OBJECTIVE: Set down each record below precisely, skipping the pictures.

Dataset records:
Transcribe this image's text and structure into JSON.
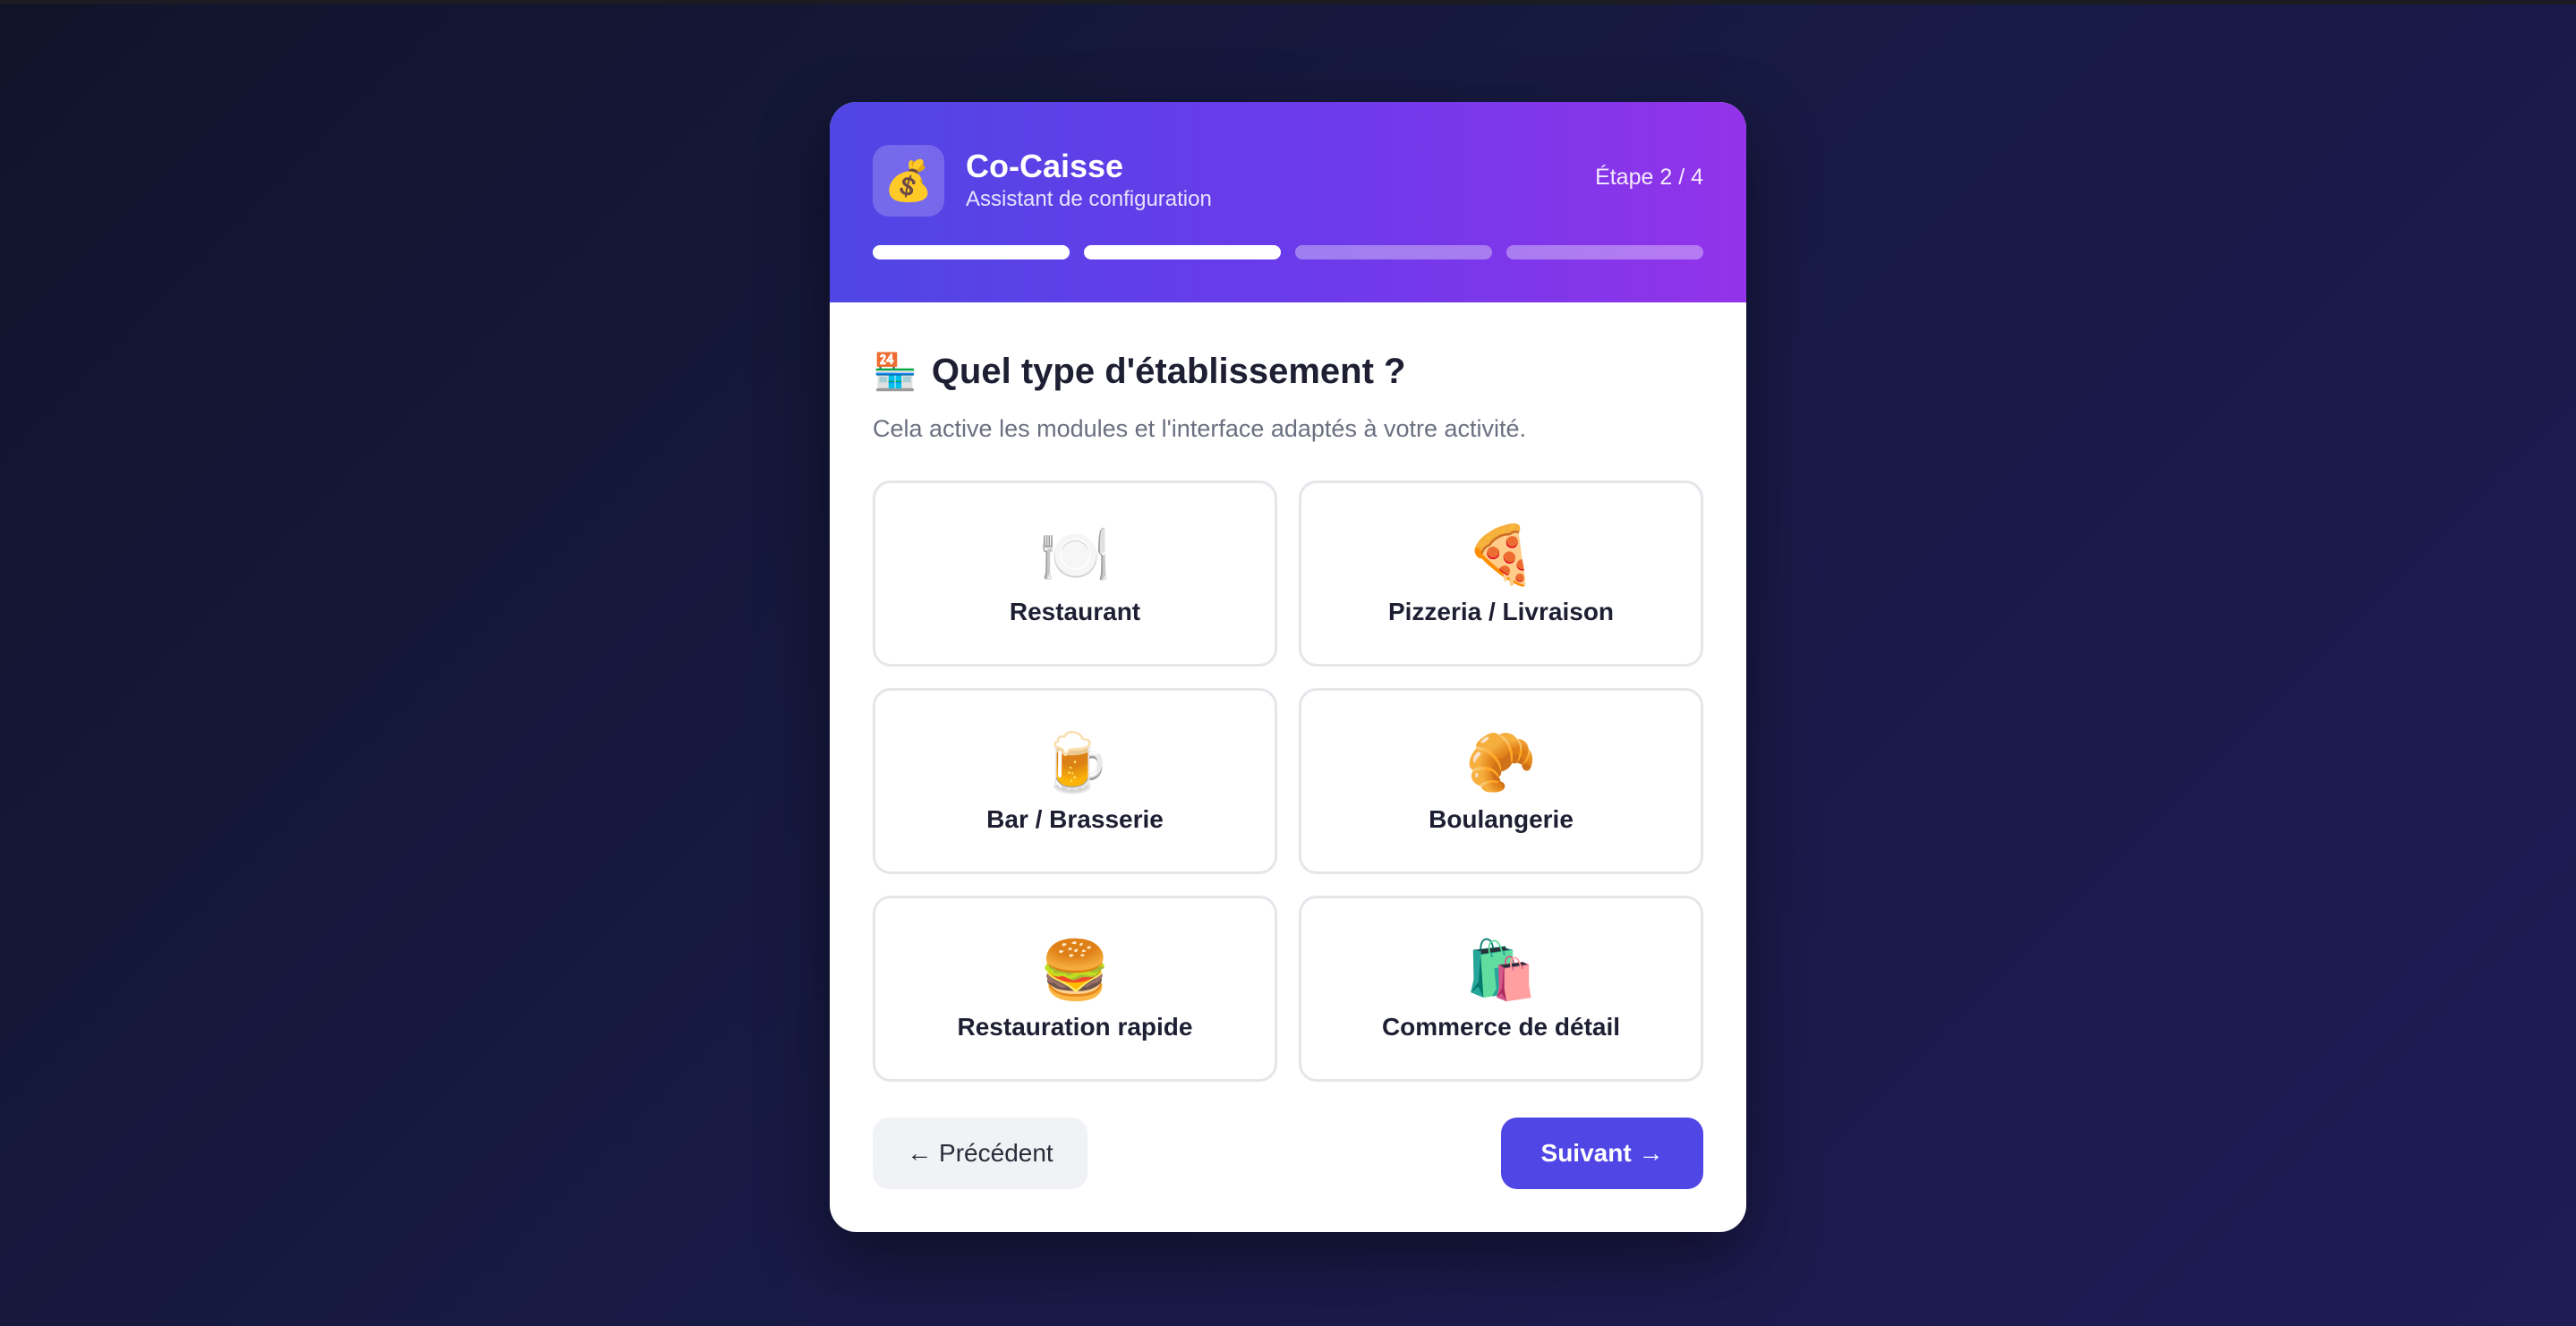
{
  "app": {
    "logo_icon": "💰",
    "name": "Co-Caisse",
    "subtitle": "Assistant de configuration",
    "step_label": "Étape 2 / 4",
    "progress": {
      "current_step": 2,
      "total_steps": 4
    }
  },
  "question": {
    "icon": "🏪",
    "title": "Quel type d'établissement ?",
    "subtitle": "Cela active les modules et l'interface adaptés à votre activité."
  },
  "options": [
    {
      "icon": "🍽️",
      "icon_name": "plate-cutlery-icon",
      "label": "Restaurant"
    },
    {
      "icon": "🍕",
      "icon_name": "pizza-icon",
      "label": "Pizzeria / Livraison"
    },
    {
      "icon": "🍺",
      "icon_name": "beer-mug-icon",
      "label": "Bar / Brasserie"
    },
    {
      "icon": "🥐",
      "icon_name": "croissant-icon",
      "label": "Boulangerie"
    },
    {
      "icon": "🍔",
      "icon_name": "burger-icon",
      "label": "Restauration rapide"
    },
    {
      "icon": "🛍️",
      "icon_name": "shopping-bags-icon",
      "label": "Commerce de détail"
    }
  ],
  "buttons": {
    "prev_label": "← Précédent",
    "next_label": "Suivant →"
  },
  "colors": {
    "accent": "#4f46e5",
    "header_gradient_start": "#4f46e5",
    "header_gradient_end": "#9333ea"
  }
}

OUTPUT FOR THIS EXERCISE:
Transcribe this image's text and structure into JSON.
{
  "app": {
    "logo_icon": "💰",
    "name": "Co-Caisse",
    "subtitle": "Assistant de configuration",
    "step_label": "Étape 2 / 4",
    "progress": {
      "current_step": 2,
      "total_steps": 4
    }
  },
  "question": {
    "icon": "🏪",
    "title": "Quel type d'établissement ?",
    "subtitle": "Cela active les modules et l'interface adaptés à votre activité."
  },
  "options": [
    {
      "icon": "🍽️",
      "icon_name": "plate-cutlery-icon",
      "label": "Restaurant"
    },
    {
      "icon": "🍕",
      "icon_name": "pizza-icon",
      "label": "Pizzeria / Livraison"
    },
    {
      "icon": "🍺",
      "icon_name": "beer-mug-icon",
      "label": "Bar / Brasserie"
    },
    {
      "icon": "🥐",
      "icon_name": "croissant-icon",
      "label": "Boulangerie"
    },
    {
      "icon": "🍔",
      "icon_name": "burger-icon",
      "label": "Restauration rapide"
    },
    {
      "icon": "🛍️",
      "icon_name": "shopping-bags-icon",
      "label": "Commerce de détail"
    }
  ],
  "buttons": {
    "prev_label": "← Précédent",
    "next_label": "Suivant →"
  },
  "colors": {
    "accent": "#4f46e5",
    "header_gradient_start": "#4f46e5",
    "header_gradient_end": "#9333ea"
  }
}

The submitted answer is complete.